— BEGIN DATA TO PROCESS —

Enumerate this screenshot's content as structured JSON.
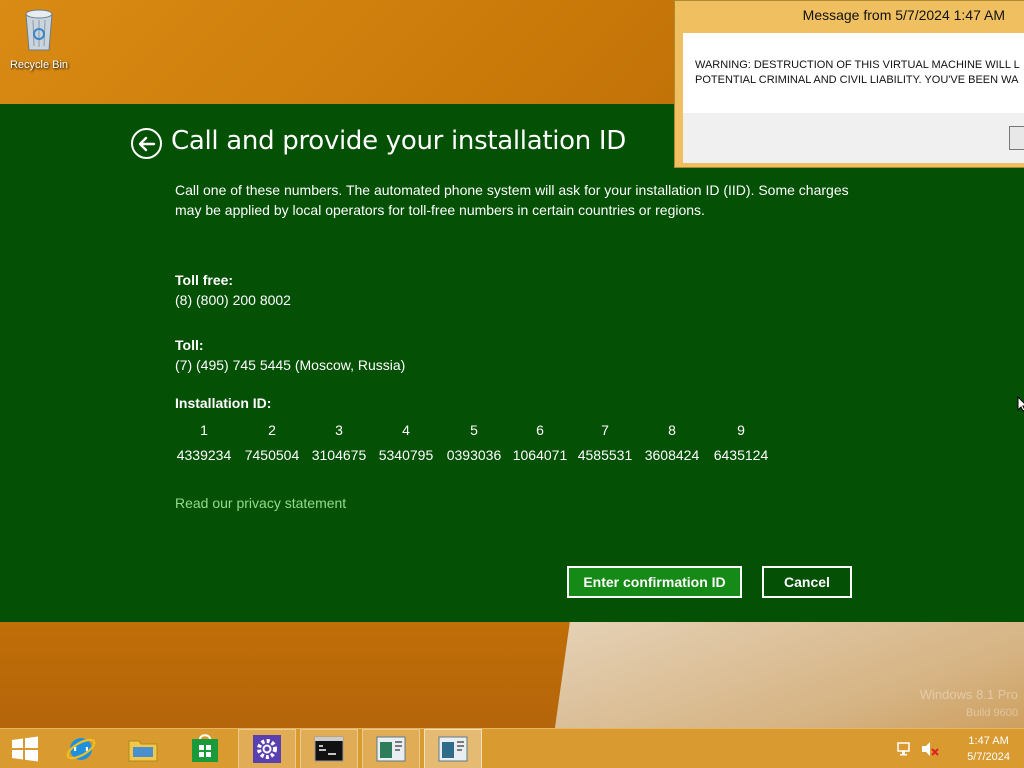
{
  "desktop": {
    "recycle_bin_label": "Recycle Bin",
    "watermark_line1": "Windows 8.1 Pro",
    "watermark_line2": "Build 9600"
  },
  "activation": {
    "title": "Call and provide your installation ID",
    "description": "Call one of these numbers. The automated phone system will ask for your installation ID (IID). Some charges may be applied by local operators for toll-free numbers in certain countries or regions.",
    "toll_free_label": "Toll free:",
    "toll_free_number": "(8) (800) 200 8002",
    "toll_label": "Toll:",
    "toll_number": "(7) (495) 745 5445 (Moscow, Russia)",
    "installation_id_label": "Installation ID:",
    "installation_id": [
      {
        "n": "1",
        "v": "4339234"
      },
      {
        "n": "2",
        "v": "7450504"
      },
      {
        "n": "3",
        "v": "3104675"
      },
      {
        "n": "4",
        "v": "5340795"
      },
      {
        "n": "5",
        "v": "0393036"
      },
      {
        "n": "6",
        "v": "1064071"
      },
      {
        "n": "7",
        "v": "4585531"
      },
      {
        "n": "8",
        "v": "3608424"
      },
      {
        "n": "9",
        "v": "6435124"
      }
    ],
    "privacy_link": "Read our privacy statement",
    "confirm_button": "Enter confirmation ID",
    "cancel_button": "Cancel",
    "panel_color": "#045005",
    "primary_button_color": "#168a16",
    "link_color": "#8fdc8a"
  },
  "message": {
    "title": "Message from  5/7/2024 1:47 AM",
    "line1": "WARNING: DESTRUCTION OF THIS VIRTUAL MACHINE WILL L",
    "line2": "POTENTIAL CRIMINAL AND CIVIL LIABILITY. YOU'VE BEEN WA"
  },
  "taskbar": {
    "items": [
      "start",
      "internet-explorer",
      "file-explorer",
      "store",
      "settings",
      "command-prompt",
      "window-app",
      "window-app-active"
    ],
    "clock_time": "1:47 AM",
    "clock_date": "5/7/2024"
  }
}
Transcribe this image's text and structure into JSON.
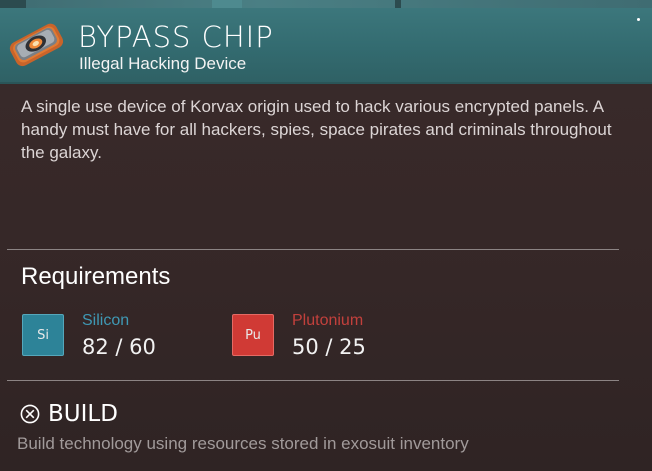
{
  "item": {
    "title": "BYPASS CHIP",
    "subtitle": "Illegal Hacking Device",
    "icon": "bypass-chip-icon",
    "description": "A single use device of Korvax origin used to hack various encrypted panels. A handy must have for all hackers, spies, space pirates and criminals throughout the galaxy."
  },
  "requirements": {
    "heading": "Requirements",
    "resources": [
      {
        "symbol": "Si",
        "name": "Silicon",
        "amount": "82 / 60",
        "color": "#2f8aa0",
        "name_color": "#3f98b4"
      },
      {
        "symbol": "Pu",
        "name": "Plutonium",
        "amount": "50 / 25",
        "color": "#d23a36",
        "name_color": "#c2403c"
      }
    ]
  },
  "build": {
    "icon": "cross-circle-icon",
    "label": "BUILD",
    "description": "Build technology using resources stored in exosuit inventory"
  },
  "colors": {
    "header": "#3a7479",
    "panel": "#372929"
  }
}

— END DATA TO PROCESS —

SHORT EXERCISE
Print the listing above in full, exactly as written. Omit any pictures.

RESULT FOR THIS EXERCISE
Enumerate this screenshot's content as structured JSON.
{
  "desktop": {
    "recycle_bin_label": "Recycle Bin",
    "watermark_line1": "Windows 8.1 Pro",
    "watermark_line2": "Build 9600"
  },
  "activation": {
    "title": "Call and provide your installation ID",
    "description": "Call one of these numbers. The automated phone system will ask for your installation ID (IID). Some charges may be applied by local operators for toll-free numbers in certain countries or regions.",
    "toll_free_label": "Toll free:",
    "toll_free_number": "(8) (800) 200 8002",
    "toll_label": "Toll:",
    "toll_number": "(7) (495) 745 5445 (Moscow, Russia)",
    "installation_id_label": "Installation ID:",
    "installation_id": [
      {
        "n": "1",
        "v": "4339234"
      },
      {
        "n": "2",
        "v": "7450504"
      },
      {
        "n": "3",
        "v": "3104675"
      },
      {
        "n": "4",
        "v": "5340795"
      },
      {
        "n": "5",
        "v": "0393036"
      },
      {
        "n": "6",
        "v": "1064071"
      },
      {
        "n": "7",
        "v": "4585531"
      },
      {
        "n": "8",
        "v": "3608424"
      },
      {
        "n": "9",
        "v": "6435124"
      }
    ],
    "privacy_link": "Read our privacy statement",
    "confirm_button": "Enter confirmation ID",
    "cancel_button": "Cancel",
    "panel_color": "#045005",
    "primary_button_color": "#168a16",
    "link_color": "#8fdc8a"
  },
  "message": {
    "title": "Message from  5/7/2024 1:47 AM",
    "line1": "WARNING: DESTRUCTION OF THIS VIRTUAL MACHINE WILL L",
    "line2": "POTENTIAL CRIMINAL AND CIVIL LIABILITY. YOU'VE BEEN WA"
  },
  "taskbar": {
    "items": [
      "start",
      "internet-explorer",
      "file-explorer",
      "store",
      "settings",
      "command-prompt",
      "window-app",
      "window-app-active"
    ],
    "clock_time": "1:47 AM",
    "clock_date": "5/7/2024"
  }
}
Transcribe this image's text and structure into JSON.
{
  "item": {
    "title": "BYPASS CHIP",
    "subtitle": "Illegal Hacking Device",
    "icon": "bypass-chip-icon",
    "description": "A single use device of Korvax origin used to hack various encrypted panels. A handy must have for all hackers, spies, space pirates and criminals throughout the galaxy."
  },
  "requirements": {
    "heading": "Requirements",
    "resources": [
      {
        "symbol": "Si",
        "name": "Silicon",
        "amount": "82 / 60",
        "color": "#2f8aa0",
        "name_color": "#3f98b4"
      },
      {
        "symbol": "Pu",
        "name": "Plutonium",
        "amount": "50 / 25",
        "color": "#d23a36",
        "name_color": "#c2403c"
      }
    ]
  },
  "build": {
    "icon": "cross-circle-icon",
    "label": "BUILD",
    "description": "Build technology using resources stored in exosuit inventory"
  },
  "colors": {
    "header": "#3a7479",
    "panel": "#372929"
  }
}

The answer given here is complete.